• AIM OF THE TASK: Pull out every line from the listing that has the word "Warranty".

• EXERCISE MATERIAL:
__________________________________________________
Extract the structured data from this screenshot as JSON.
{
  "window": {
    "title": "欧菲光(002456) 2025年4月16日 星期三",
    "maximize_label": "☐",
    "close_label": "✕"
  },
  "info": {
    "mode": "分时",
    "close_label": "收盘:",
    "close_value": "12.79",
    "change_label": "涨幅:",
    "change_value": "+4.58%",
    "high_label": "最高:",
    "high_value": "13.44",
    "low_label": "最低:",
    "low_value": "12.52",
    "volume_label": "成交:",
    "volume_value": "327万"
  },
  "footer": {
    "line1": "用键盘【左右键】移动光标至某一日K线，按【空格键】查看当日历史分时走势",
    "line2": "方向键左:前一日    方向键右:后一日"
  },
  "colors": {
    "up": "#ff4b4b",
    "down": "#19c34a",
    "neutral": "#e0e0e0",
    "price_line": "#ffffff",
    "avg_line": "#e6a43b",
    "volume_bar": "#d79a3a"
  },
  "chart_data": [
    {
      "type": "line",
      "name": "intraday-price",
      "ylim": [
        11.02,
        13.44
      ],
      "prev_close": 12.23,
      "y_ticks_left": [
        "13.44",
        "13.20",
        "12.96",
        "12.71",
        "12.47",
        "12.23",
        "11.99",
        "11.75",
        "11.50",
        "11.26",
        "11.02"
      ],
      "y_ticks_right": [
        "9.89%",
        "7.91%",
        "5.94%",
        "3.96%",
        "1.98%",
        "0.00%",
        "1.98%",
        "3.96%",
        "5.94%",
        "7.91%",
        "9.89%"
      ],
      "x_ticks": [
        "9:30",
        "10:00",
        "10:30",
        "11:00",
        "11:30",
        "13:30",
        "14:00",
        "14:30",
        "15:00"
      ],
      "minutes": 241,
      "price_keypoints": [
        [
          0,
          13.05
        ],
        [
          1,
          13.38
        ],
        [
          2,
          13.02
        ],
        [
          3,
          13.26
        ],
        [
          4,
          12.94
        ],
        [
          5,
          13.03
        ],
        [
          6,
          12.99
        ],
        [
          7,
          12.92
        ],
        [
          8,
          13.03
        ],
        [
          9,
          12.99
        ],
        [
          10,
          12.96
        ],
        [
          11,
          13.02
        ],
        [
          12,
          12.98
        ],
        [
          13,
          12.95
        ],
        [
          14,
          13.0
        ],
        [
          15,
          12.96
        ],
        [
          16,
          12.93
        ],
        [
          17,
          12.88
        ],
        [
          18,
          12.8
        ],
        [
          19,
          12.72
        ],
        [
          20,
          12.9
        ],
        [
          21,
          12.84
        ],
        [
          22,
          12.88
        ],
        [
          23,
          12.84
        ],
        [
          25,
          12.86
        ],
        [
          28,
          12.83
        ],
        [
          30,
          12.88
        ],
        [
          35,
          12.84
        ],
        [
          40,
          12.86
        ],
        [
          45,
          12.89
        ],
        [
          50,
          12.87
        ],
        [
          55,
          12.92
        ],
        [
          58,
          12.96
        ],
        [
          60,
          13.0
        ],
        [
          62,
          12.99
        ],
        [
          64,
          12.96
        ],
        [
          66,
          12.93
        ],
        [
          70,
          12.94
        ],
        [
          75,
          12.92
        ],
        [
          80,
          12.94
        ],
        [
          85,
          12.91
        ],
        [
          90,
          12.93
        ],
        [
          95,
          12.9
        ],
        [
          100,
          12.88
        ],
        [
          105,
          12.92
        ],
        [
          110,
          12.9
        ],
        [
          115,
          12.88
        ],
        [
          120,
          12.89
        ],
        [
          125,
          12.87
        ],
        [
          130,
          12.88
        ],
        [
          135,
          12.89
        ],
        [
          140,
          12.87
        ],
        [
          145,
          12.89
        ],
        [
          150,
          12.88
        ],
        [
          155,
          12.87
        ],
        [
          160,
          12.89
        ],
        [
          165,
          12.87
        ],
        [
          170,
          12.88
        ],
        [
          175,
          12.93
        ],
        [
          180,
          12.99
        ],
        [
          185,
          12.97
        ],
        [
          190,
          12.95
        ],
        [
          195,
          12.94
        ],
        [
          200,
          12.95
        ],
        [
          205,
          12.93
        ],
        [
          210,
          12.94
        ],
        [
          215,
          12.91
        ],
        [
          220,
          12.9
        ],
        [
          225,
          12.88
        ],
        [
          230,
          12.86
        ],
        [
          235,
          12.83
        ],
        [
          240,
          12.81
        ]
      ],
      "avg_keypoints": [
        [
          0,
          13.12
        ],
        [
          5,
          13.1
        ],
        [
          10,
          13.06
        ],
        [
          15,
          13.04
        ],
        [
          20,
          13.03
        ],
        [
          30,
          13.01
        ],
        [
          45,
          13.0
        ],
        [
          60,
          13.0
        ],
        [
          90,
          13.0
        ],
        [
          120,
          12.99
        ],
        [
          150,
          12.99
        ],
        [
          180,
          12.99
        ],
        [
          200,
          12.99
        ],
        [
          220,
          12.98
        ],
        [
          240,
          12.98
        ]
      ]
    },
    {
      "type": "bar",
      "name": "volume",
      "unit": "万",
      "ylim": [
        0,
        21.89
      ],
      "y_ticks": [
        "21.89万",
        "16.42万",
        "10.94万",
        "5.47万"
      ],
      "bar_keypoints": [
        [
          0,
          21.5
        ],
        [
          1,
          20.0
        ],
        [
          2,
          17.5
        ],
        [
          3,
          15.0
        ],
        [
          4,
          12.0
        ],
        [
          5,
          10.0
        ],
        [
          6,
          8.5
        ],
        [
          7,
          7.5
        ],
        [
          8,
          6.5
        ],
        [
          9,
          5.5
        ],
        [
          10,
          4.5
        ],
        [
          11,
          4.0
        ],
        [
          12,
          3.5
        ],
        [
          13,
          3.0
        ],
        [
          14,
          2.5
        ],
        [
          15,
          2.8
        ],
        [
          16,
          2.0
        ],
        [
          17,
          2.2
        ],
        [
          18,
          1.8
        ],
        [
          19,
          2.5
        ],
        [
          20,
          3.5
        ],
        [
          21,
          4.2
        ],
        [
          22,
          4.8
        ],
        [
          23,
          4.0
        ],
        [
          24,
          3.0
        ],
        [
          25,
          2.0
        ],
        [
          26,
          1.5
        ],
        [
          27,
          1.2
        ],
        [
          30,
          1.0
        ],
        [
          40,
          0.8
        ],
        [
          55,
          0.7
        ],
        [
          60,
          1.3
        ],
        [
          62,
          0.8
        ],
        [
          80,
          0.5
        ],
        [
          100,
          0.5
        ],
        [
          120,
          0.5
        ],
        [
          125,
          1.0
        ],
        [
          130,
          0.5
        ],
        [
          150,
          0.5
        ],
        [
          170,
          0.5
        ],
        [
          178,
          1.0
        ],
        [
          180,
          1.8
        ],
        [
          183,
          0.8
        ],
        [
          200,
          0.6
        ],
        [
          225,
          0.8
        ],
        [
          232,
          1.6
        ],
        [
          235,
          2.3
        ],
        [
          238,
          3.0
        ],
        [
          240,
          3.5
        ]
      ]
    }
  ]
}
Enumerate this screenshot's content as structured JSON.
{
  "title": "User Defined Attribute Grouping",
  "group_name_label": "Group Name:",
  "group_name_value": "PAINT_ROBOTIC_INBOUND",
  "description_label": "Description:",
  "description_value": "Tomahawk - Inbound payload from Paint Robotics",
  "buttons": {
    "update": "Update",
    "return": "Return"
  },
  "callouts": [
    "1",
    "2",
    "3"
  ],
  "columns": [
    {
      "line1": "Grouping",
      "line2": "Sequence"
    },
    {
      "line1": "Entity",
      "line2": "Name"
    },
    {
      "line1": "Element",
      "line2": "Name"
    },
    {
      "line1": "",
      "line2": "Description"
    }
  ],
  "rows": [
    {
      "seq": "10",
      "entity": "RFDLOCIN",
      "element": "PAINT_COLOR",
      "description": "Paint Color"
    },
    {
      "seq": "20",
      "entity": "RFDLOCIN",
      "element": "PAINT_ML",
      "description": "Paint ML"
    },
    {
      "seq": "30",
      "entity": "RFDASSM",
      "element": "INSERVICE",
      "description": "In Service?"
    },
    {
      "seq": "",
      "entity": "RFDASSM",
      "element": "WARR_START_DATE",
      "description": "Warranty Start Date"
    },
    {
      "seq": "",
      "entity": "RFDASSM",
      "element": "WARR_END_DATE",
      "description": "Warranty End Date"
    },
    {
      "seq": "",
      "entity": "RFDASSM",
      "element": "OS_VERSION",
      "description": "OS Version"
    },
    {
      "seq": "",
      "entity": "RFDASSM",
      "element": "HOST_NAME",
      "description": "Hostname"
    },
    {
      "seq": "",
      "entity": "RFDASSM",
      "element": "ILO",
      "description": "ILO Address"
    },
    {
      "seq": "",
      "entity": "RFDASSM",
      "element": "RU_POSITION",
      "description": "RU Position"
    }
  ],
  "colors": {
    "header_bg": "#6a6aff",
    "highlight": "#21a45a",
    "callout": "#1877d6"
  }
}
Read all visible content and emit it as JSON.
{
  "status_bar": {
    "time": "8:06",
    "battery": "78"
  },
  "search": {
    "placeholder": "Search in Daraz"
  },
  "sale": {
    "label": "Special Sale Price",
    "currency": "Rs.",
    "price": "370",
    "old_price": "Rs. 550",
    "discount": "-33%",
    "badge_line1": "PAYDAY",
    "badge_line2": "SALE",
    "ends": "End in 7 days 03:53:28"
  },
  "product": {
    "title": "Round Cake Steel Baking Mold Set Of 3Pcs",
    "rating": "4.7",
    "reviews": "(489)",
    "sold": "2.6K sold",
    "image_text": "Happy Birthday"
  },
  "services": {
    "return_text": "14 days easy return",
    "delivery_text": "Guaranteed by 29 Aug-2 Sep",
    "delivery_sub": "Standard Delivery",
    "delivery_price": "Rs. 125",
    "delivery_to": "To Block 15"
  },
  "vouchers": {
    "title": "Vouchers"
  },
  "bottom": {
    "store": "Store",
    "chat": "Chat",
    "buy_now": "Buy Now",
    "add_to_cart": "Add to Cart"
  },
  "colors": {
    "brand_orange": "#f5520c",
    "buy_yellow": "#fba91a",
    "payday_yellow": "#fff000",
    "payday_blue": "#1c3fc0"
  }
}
__________________________________________________
• COMPLETE OUTPUT:
      "description": "Warranty Start Date"
      "description": "Warranty End Date"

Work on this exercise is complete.